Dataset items

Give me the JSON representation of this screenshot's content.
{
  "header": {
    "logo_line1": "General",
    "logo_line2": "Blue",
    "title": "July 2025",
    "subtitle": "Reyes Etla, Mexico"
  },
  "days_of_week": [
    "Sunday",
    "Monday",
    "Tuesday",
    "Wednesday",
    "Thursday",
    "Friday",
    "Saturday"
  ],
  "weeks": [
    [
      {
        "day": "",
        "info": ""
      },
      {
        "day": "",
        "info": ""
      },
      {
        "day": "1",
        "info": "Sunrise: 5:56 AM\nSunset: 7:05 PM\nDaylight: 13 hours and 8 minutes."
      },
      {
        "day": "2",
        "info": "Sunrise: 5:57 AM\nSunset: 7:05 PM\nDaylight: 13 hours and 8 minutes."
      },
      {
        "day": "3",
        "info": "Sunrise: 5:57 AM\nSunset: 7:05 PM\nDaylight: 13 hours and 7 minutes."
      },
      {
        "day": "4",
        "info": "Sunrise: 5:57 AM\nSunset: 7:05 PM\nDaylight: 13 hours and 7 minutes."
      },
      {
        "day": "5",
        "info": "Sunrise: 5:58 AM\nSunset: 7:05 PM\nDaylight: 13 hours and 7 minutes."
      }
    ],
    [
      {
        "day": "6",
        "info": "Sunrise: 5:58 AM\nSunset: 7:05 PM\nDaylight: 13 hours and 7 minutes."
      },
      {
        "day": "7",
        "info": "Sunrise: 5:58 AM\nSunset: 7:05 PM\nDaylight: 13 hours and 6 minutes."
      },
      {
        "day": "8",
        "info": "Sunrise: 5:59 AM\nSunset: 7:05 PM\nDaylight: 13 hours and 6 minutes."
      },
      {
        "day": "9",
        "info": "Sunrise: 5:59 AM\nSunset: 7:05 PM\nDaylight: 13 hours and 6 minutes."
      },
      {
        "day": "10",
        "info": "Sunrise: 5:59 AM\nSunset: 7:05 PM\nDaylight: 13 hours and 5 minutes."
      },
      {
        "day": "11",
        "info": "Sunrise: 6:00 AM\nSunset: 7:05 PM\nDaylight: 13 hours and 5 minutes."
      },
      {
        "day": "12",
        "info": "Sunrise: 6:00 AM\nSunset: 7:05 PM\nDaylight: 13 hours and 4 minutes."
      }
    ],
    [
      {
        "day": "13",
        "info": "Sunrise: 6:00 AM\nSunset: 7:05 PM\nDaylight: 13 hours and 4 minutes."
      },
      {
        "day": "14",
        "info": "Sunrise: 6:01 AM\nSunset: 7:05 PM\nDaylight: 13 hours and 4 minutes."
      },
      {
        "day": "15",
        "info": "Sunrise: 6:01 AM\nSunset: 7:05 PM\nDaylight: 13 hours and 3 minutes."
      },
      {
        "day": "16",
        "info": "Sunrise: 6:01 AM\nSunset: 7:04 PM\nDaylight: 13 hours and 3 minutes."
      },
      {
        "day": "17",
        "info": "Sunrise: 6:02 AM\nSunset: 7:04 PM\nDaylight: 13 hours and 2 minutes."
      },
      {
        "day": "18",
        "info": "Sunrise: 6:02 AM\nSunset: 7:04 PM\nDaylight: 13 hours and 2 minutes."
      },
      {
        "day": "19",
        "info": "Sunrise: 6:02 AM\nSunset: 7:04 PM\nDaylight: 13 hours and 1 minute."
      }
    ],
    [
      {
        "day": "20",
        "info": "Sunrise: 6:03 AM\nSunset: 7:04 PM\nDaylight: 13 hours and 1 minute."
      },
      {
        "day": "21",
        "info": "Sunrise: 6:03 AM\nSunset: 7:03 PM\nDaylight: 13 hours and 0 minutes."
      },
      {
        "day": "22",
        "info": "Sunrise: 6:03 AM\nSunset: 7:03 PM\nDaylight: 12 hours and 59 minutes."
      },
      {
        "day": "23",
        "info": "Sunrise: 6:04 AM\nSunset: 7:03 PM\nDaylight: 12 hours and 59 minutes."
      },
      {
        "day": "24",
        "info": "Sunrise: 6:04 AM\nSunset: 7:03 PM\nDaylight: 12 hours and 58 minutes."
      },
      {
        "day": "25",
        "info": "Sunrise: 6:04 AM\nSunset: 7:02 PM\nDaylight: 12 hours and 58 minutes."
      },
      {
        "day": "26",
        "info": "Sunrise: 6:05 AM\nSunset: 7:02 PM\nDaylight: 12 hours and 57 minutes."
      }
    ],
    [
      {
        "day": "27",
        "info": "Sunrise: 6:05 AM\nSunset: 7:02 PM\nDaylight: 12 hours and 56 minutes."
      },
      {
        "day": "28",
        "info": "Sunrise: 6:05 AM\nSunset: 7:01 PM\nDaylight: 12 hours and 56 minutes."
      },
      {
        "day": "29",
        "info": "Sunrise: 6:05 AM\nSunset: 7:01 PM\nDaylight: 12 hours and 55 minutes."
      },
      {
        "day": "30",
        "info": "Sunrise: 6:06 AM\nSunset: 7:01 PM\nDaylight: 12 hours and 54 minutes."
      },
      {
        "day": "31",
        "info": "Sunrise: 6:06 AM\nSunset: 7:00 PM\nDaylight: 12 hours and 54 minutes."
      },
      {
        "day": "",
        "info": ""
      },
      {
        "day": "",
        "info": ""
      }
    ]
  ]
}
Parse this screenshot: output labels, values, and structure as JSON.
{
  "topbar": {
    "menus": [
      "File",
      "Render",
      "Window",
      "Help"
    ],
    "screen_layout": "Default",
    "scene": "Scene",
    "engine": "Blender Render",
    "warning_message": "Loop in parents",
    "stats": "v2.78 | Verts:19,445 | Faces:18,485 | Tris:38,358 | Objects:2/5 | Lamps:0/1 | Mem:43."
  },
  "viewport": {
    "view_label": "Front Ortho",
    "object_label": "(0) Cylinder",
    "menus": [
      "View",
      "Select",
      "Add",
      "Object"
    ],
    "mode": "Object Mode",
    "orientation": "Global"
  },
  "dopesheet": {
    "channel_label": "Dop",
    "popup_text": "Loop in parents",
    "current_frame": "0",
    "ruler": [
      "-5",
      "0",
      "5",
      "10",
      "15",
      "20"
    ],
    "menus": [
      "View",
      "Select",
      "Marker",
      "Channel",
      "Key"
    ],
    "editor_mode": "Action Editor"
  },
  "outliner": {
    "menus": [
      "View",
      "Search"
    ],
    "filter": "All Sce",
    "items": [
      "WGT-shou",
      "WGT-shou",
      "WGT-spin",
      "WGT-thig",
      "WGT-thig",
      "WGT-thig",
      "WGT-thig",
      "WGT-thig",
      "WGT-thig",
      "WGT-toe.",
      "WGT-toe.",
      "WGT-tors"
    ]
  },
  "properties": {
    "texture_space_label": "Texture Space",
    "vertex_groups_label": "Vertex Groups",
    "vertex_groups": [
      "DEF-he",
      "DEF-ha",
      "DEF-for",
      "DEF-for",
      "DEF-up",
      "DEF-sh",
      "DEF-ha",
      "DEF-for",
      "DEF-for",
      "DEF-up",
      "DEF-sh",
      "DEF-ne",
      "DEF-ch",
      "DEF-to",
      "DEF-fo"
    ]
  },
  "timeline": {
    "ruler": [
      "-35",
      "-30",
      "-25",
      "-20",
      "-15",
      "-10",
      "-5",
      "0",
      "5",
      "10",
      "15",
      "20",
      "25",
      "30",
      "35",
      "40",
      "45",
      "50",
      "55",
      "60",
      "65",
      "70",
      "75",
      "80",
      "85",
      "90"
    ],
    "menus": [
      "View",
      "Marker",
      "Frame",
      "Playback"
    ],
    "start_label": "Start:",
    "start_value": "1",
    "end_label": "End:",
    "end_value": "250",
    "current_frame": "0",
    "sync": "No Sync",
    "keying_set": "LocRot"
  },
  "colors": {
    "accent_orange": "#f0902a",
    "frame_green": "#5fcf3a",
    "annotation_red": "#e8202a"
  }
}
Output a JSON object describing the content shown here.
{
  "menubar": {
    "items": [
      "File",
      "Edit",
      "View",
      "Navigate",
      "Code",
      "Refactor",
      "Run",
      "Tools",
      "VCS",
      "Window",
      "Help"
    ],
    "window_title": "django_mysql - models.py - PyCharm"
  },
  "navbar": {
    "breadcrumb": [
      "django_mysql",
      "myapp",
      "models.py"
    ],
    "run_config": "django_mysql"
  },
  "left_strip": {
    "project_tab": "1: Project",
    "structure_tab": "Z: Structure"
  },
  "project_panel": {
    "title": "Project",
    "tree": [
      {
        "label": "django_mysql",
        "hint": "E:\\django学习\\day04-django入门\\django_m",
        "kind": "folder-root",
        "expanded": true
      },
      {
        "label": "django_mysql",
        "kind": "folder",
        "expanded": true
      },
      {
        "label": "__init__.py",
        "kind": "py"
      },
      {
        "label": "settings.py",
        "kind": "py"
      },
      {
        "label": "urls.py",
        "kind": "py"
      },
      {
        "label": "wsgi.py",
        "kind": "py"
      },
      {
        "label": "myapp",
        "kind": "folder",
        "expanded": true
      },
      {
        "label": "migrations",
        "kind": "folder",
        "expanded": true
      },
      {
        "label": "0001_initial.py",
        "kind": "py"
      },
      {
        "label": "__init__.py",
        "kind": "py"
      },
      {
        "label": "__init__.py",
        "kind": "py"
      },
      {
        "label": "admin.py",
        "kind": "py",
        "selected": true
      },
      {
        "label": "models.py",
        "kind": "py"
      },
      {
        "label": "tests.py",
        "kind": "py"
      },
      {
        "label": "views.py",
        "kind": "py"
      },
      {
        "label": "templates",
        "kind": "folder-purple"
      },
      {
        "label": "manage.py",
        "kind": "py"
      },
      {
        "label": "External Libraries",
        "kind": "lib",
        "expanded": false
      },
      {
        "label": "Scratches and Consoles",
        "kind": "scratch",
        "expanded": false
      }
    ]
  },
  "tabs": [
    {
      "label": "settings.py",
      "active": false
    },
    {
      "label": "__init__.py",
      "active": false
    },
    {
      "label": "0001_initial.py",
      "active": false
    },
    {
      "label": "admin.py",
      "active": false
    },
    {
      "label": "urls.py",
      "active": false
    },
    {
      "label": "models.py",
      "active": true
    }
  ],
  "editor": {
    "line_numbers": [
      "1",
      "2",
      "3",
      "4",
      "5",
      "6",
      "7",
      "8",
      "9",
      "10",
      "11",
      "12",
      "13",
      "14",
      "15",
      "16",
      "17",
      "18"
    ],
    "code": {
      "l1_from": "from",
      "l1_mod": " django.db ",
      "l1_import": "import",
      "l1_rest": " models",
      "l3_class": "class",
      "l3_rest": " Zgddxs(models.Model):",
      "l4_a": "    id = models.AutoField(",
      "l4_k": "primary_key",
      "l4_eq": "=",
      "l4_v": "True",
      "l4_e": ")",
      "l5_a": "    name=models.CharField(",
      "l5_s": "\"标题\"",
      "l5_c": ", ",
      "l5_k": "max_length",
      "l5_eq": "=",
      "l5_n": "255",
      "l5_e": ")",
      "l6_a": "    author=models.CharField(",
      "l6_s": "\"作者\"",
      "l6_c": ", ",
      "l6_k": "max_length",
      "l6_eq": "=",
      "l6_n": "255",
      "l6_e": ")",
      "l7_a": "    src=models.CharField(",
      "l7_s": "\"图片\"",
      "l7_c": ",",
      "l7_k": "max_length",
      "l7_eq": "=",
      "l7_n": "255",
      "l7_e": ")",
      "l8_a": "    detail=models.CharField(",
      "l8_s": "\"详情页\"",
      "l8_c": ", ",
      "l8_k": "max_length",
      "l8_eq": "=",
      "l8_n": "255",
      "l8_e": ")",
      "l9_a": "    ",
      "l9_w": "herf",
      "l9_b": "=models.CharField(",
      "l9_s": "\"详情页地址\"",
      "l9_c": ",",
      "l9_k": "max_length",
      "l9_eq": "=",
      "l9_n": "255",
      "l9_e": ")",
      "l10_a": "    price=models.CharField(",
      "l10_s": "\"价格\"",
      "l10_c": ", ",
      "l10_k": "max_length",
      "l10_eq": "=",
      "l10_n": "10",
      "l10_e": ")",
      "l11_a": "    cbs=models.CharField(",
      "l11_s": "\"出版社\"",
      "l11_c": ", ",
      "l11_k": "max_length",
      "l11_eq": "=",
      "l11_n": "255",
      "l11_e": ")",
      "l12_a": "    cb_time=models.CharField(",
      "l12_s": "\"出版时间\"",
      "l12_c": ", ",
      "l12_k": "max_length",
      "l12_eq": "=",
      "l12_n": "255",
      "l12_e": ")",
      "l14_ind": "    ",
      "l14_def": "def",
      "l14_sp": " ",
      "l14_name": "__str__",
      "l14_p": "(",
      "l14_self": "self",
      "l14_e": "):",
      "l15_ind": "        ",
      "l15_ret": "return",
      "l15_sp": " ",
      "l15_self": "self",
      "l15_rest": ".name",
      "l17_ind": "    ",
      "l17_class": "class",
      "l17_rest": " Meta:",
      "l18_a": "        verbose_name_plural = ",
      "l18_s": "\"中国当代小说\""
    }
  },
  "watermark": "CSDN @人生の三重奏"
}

▶ [Set problem]:
From the listing above, pick out each line where the word "Loop" appears.

▶ [Result of the exercise]:
    "warning_message": "Loop in parents",
    "popup_text": "Loop in parents",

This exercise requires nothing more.